Goal -
Which rows below contain the string "Govt"? Copy each of them in full.

Records shown -
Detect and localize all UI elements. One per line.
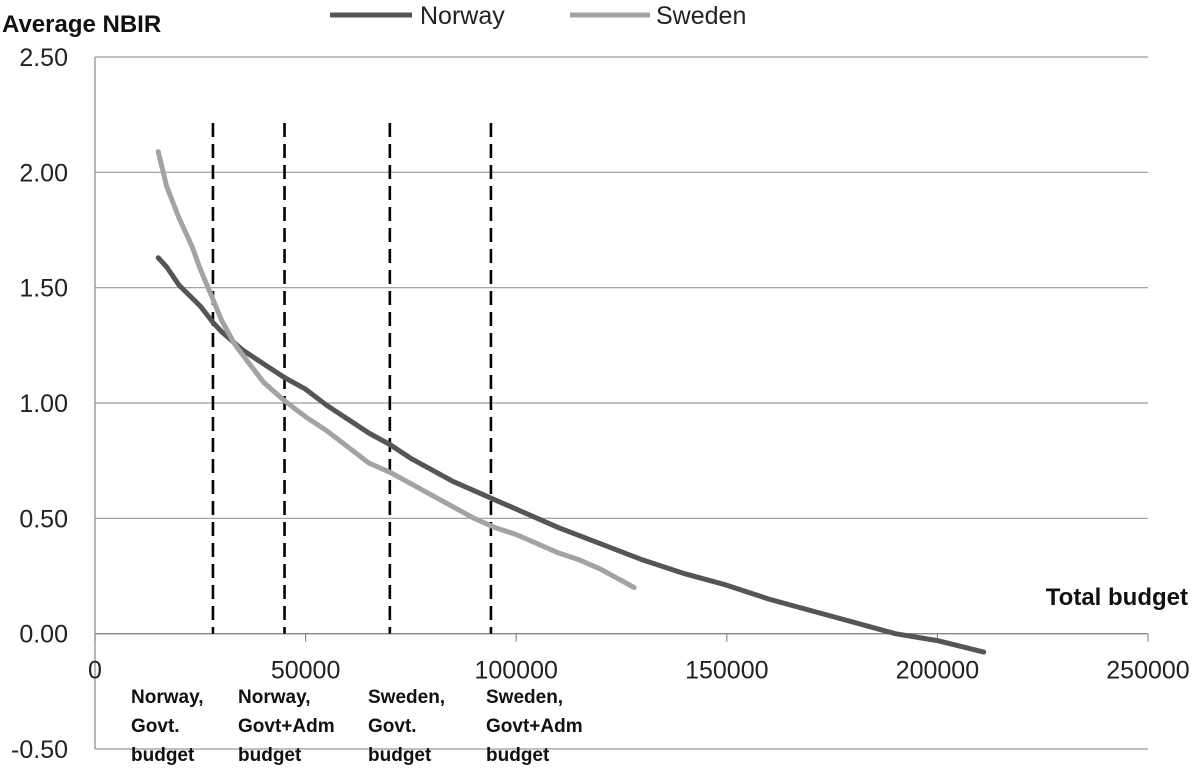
reference-label-2-line-2: budget [368,745,432,766]
y-tick-label-0: -0.50 [11,736,68,764]
x-tick-label-4: 200000 [896,657,979,685]
y-tick-label-2: 0.50 [19,505,68,533]
reference-label-1-line-0: Norway, [238,687,311,708]
reference-lines: Norway, Govt. budget Norway, Govt+Adm budget S… [131,123,583,766]
y-tick-label-5: 2.00 [19,159,68,187]
reference-label-2-line-1: Govt. [368,716,417,737]
reference-label-0-line-2: budget [131,745,195,766]
y-tick-label-4: 1.50 [19,275,68,303]
legend-label-norway: Norway [420,2,505,30]
reference-label-2-line-0: Sweden, [368,687,445,708]
series-layer [155,149,987,655]
x-tick-label-2: 100000 [474,657,557,685]
y-tick-label-6: 2.50 [19,44,68,72]
reference-label-3-line-2: budget [486,745,550,766]
x-axis-title: Total budget [1046,584,1188,611]
reference-label-1-line-1: Govt+Adm [238,716,335,737]
x-tick-label-1: 50000 [271,657,341,685]
y-tick-label-3: 1.00 [19,390,68,418]
legend: Norway Sweden [330,2,746,30]
series-line-sweden [155,149,637,590]
reference-label-0-line-1: Govt. [131,716,180,737]
x-tick-label-0: 0 [88,657,102,685]
x-tick-label-5: 250000 [1106,657,1189,685]
reference-label-3-line-0: Sweden, [486,687,563,708]
x-tick-label-3: 150000 [685,657,768,685]
reference-label-1-line-2: budget [238,745,302,766]
series-line-norway [155,255,987,655]
reference-label-3-line-1: Govt+Adm [486,716,583,737]
y-axis-title: Average NBIR [2,11,161,38]
y-tick-label-1: 0.00 [19,621,68,649]
legend-label-sweden: Sweden [656,2,746,30]
reference-label-0-line-0: Norway, [131,687,204,708]
grid-layer [94,56,1149,750]
tick-labels: -0.50 0.00 0.50 1.00 1.50 2.00 2.50 0 50000 10000… [11,44,1190,764]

The answer -
reference-lines: Norway, Govt. budget Norway, Govt+Adm budget S… [131,123,583,766]
reference-label-2-line-1: Govt. [368,716,417,737]
reference-label-1-line-1: Govt+Adm [238,716,335,737]
reference-label-0-line-1: Govt. [131,716,180,737]
reference-label-3-line-1: Govt+Adm [486,716,583,737]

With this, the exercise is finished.